Extract provided -
★ ★ ★ ★

Robust data now support geriatric assessment in the care delivery for older patients with cancer. In fact, the Practical Assessment and Management of Vulnerabilities in Older Patients Receiving Chemotherapy Guidelines from the American Society of Clinical Oncology (ASCO) recommend performing a geriatric assessment for every older adult with cancer receiving chemotherapy.

However, there is a lot of work still to be done with how the geriatric assessment is implemented in clinical practice. One is informing policy, including working with ASCO to develop these new guidelines. The second is to better integrate geriatric assessment into standard oncology practice.

In our NCORP and PCORI-funded trial and a similar trial, we have found that oncology teams can effectively perform this assessment and that it’s feasible to do so in everyday practice. We are also trying to encourage oncology practices to incorporate a geriatric assessment into electronic medical records to make it even more seamless in practice. 

What is the SOCARE Clinic at Wilmot?

Supriya G. Mohile

Supriya G. Mohile, M.D.
James Wilmot Cancer Institute
University of Rochester

The Specialized Oncology Care and Research for the Elderly, or SOCARE, is one of the first multi-disciplinary geriatric cancer clinics in the United States. I helped start SOCARE at the University of Rochester to provide direct geriatric assessment consultations. These consultations can be with primary care physicians or oncologists or others who have older patients with cancer and want us to help identify risks and communicate treatment options to the patient.

We started the clinic in 2011 in collaboration with the University of Chicago, which also opened a parallel clinic led by Dr. William Dale. All data from these clinics are collected and assembled in a registry, which allows us to look at things like treatment challenges, barriers, and outcomes from more than 1,000 patients.

The Rochester clinic now has four geriatric oncology faculty and an active fellowship program; it also includes input from a dietician, occupational therapist, physical therapist, social worker, and others. Collectively, the team makes recommendationsguided by the geriatric assessmentfor the doctors, patients, and caregivers who request our help.

There are not currently enough clinics and groups like SOCARE throughout the country, which is why it is so important for all oncologists to be trained in using the geriatric assessment.

What is a toxicity prediction tool and how is it used?

Two chemotherapy prediction models are included in the ASCO guidelines, and we recommend that at least one of these models is used during decision making for chemotherapy for older patients with cancer.

The Cancer and Aging Research Group’s (CARG) toxicity tool consists of 12 very simple questions, half of which address clinical variables routinely captured in oncology care and half of which address variables captured in the geriatric assessment. This tool creates a score that estimates the chemotherapy toxicity for the patient. It is intended to help guide discussions and show patients data that demonstrates their risk of toxicity in a way that they can easily understand.

★ ★ ★ ★

Data -
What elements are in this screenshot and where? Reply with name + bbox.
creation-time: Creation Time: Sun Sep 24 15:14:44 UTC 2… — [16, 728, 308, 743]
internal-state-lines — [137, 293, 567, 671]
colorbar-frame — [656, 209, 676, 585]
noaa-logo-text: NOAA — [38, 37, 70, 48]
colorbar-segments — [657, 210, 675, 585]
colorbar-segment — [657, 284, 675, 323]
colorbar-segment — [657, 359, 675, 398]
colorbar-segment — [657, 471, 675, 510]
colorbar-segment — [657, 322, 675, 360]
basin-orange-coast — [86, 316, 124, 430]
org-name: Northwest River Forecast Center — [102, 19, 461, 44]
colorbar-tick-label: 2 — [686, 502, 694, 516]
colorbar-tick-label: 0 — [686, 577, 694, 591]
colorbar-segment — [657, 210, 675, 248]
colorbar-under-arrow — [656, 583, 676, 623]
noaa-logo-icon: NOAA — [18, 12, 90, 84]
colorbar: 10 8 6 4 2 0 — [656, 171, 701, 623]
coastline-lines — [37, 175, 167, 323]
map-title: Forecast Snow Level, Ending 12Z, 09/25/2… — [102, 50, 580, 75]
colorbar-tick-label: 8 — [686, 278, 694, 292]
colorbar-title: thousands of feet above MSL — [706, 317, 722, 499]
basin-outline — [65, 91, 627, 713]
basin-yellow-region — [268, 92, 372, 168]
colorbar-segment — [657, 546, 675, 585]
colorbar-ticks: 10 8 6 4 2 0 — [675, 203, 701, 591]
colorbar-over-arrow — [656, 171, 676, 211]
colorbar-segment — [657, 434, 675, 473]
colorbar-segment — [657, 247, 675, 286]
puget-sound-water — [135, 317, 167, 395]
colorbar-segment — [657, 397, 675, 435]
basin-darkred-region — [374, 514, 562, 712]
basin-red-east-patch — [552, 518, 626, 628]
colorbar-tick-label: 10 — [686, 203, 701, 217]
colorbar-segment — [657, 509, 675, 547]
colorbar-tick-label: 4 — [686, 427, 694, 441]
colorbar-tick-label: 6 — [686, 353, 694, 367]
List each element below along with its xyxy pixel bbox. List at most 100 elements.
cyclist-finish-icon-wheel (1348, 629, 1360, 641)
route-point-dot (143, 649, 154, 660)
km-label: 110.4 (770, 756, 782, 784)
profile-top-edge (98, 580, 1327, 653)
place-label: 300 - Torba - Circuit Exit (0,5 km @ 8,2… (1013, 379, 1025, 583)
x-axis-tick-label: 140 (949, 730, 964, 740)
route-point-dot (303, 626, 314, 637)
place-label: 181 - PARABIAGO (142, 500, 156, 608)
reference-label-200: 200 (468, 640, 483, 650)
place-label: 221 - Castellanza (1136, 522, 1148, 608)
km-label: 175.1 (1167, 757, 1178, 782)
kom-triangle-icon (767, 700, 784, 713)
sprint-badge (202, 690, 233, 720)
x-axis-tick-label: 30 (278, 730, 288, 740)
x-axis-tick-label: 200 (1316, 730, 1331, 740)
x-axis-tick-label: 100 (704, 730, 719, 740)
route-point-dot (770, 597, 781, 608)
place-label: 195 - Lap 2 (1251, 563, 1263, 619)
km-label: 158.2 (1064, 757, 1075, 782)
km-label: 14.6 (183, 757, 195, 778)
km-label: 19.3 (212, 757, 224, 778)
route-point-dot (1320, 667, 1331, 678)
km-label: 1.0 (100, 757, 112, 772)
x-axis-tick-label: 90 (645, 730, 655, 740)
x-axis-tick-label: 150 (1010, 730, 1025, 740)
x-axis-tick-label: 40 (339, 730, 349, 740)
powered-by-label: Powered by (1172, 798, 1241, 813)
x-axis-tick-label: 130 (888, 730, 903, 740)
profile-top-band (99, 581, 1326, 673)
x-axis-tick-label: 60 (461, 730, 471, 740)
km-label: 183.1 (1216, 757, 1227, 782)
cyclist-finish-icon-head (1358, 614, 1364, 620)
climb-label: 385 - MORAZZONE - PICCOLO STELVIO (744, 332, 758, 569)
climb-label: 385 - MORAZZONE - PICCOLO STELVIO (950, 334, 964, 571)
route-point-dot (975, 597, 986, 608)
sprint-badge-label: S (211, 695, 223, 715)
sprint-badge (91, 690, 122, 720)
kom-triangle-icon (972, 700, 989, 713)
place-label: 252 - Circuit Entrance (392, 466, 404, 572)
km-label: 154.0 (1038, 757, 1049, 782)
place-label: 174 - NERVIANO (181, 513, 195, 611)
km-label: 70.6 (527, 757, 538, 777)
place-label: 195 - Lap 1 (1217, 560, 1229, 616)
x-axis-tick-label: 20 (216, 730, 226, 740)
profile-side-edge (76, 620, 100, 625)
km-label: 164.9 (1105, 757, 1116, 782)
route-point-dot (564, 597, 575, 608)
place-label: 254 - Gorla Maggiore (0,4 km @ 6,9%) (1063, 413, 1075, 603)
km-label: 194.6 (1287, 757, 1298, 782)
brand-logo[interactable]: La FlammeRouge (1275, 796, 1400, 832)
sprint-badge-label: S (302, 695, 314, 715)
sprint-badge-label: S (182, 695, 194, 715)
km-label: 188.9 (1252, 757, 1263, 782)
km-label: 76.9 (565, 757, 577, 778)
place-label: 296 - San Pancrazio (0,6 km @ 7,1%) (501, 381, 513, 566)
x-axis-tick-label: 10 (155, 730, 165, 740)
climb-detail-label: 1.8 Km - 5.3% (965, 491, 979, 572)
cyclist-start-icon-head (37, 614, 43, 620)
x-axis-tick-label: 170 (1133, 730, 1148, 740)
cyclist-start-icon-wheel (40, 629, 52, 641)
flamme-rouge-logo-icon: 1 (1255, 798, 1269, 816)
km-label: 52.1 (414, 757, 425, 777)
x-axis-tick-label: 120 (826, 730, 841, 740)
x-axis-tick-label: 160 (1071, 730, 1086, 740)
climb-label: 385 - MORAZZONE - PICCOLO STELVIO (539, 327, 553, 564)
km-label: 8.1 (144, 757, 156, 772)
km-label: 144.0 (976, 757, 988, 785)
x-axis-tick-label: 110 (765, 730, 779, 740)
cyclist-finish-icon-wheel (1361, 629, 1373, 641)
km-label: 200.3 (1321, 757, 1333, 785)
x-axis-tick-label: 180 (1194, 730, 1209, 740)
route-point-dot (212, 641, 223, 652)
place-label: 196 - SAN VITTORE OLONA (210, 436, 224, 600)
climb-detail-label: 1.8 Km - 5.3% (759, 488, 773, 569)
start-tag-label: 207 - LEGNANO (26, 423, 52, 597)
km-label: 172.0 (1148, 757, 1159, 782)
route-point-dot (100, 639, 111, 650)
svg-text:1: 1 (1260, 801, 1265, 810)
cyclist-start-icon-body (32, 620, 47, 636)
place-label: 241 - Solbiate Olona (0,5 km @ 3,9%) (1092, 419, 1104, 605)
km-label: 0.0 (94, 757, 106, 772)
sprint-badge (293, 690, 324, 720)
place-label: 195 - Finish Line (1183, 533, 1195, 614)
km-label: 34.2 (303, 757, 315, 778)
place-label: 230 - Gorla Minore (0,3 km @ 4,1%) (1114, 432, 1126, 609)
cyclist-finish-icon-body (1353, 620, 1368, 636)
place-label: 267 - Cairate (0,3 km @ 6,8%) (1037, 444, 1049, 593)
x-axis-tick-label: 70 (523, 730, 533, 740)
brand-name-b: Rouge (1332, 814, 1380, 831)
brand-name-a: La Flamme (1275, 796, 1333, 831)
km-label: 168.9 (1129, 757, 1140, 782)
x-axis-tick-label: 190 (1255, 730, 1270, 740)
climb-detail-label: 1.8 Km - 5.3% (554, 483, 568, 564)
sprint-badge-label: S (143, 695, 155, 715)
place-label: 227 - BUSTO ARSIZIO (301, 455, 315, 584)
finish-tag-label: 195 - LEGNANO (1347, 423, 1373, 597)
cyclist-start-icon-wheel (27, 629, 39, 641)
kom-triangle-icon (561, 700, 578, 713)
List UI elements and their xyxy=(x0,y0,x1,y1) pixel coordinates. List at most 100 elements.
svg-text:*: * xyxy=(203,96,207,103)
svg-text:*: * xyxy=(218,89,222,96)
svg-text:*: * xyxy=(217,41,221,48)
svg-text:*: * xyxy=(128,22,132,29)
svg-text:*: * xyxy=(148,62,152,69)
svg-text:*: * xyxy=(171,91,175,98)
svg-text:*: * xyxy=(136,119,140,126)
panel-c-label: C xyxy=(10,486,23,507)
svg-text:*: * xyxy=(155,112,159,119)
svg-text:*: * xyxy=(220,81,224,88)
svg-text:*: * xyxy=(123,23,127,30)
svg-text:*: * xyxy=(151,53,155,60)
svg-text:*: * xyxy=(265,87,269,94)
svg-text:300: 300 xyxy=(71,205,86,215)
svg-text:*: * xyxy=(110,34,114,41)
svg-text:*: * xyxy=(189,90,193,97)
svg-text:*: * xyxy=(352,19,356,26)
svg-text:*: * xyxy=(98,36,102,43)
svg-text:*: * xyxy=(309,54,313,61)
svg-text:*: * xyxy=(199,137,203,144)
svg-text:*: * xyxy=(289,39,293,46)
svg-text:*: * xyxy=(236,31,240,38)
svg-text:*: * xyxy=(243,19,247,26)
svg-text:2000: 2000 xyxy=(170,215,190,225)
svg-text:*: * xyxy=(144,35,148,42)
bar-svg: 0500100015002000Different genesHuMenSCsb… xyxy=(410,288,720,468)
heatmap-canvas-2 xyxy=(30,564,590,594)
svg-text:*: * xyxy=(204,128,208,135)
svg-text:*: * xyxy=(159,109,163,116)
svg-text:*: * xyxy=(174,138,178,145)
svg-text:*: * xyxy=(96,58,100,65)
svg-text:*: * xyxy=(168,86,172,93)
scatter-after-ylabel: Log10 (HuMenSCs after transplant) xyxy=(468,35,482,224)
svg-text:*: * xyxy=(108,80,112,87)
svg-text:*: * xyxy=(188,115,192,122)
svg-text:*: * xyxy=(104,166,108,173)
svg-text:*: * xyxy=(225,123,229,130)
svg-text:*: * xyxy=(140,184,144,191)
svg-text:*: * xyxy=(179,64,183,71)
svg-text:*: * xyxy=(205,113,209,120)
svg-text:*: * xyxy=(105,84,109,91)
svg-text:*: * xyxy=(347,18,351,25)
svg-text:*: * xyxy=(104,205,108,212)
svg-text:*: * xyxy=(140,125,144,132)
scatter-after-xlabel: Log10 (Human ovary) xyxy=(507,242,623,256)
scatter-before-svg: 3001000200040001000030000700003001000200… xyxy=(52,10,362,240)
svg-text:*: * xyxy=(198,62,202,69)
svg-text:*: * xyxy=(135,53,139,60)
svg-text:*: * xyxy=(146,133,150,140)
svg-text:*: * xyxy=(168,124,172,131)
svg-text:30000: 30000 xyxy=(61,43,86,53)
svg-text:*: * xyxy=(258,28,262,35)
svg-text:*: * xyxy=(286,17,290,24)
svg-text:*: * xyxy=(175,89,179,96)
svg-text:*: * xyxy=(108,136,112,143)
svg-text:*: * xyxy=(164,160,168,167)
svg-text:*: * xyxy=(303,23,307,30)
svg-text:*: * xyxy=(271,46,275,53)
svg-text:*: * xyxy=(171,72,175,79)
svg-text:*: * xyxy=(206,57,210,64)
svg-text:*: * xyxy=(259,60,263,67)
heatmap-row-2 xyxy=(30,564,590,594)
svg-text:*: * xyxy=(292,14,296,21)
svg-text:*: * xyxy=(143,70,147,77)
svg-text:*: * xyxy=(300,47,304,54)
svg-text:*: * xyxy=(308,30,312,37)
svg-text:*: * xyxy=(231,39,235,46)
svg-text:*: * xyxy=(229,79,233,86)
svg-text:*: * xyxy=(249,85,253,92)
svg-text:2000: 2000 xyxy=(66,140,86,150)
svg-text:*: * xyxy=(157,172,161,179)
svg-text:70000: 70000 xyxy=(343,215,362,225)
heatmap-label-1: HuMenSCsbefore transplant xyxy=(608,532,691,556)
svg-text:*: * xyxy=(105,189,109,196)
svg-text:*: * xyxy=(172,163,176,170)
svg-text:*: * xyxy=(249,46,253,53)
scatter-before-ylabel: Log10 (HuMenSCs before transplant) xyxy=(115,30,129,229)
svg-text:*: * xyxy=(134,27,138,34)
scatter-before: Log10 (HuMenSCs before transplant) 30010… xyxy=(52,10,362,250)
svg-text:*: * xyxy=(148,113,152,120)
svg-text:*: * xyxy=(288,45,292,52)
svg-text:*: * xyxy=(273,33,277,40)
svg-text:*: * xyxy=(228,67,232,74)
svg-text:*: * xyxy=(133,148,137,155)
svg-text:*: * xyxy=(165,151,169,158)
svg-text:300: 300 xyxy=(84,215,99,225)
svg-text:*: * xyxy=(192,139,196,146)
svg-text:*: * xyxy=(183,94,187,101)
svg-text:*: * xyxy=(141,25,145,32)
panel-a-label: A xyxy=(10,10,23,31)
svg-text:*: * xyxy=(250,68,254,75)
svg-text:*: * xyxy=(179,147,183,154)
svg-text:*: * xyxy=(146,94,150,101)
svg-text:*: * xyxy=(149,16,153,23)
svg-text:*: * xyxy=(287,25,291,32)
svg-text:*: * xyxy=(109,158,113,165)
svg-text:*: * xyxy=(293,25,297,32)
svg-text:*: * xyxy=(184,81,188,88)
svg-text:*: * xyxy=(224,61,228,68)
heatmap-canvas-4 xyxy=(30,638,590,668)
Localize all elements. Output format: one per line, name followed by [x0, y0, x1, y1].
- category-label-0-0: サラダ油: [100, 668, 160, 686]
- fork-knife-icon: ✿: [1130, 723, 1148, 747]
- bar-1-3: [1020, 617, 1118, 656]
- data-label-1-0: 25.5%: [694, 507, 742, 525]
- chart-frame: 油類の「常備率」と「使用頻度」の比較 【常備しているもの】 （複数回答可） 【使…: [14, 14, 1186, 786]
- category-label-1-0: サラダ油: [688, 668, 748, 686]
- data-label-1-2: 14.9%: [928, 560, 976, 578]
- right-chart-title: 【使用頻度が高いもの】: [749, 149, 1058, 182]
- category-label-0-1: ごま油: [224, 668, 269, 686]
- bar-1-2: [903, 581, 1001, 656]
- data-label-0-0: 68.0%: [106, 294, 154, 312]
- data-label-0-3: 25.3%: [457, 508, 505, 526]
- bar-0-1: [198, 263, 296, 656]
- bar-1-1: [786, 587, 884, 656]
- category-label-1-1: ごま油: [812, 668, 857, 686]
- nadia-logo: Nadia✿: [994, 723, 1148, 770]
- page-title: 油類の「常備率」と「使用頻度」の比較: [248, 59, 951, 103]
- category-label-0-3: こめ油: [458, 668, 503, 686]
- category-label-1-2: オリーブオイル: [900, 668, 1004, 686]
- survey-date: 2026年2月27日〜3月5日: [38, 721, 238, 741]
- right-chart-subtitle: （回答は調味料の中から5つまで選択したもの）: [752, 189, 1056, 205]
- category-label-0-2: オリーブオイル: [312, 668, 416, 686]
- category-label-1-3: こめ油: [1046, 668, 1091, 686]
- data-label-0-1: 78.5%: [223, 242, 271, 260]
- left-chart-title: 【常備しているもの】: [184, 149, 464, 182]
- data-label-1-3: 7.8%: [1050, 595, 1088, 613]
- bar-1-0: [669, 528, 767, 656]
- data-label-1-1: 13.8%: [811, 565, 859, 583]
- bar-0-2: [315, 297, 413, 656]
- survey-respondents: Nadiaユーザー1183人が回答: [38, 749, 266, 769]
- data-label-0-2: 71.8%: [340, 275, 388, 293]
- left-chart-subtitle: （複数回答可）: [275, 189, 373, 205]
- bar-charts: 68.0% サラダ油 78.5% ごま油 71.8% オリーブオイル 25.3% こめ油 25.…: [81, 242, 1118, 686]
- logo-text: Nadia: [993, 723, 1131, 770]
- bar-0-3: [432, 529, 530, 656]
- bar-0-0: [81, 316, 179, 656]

★ ★ ★ ★

Set of tasks -
1. According to the geriatric oncology excerpt, in what year was the SOCARE clinic started?
2. Recast the paragraph of the geriatric oncology excerpt beginning "The Cancer and Aging Research Group’s" as a short bulleted list that keeps its main facts.
3. Decide whether each statement agrees with the geriatric oncology excerpt, answering yes or no and quoting the deciding words:
(a) The CARG toxicity tool consists of 12 questions.
(b) The ASCO guidelines include three chemotherapy prediction models.
(c) The registry holds data from more than 1,000 patients.
The records are separate material, unrelated to the geriatric oncology excerpt.

Per-task outputs -
1. 2011

2.
- The CARG toxicity tool has 12 very simple questions.
- Half cover clinical variables routinely captured in oncology care, and half cover variables captured in the geriatric assessment.
- It produces a score estimating the patient's chemotherapy toxicity.
- It is meant to guide discussions and show patients their toxicity risk in an easily understood way.

3.
(a) Yes: "consists of 12 very simple questions"
(b) No: "Two chemotherapy prediction models are included in the ASCO guidelines"
(c) Yes: "outcomes from more than 1,000 patients"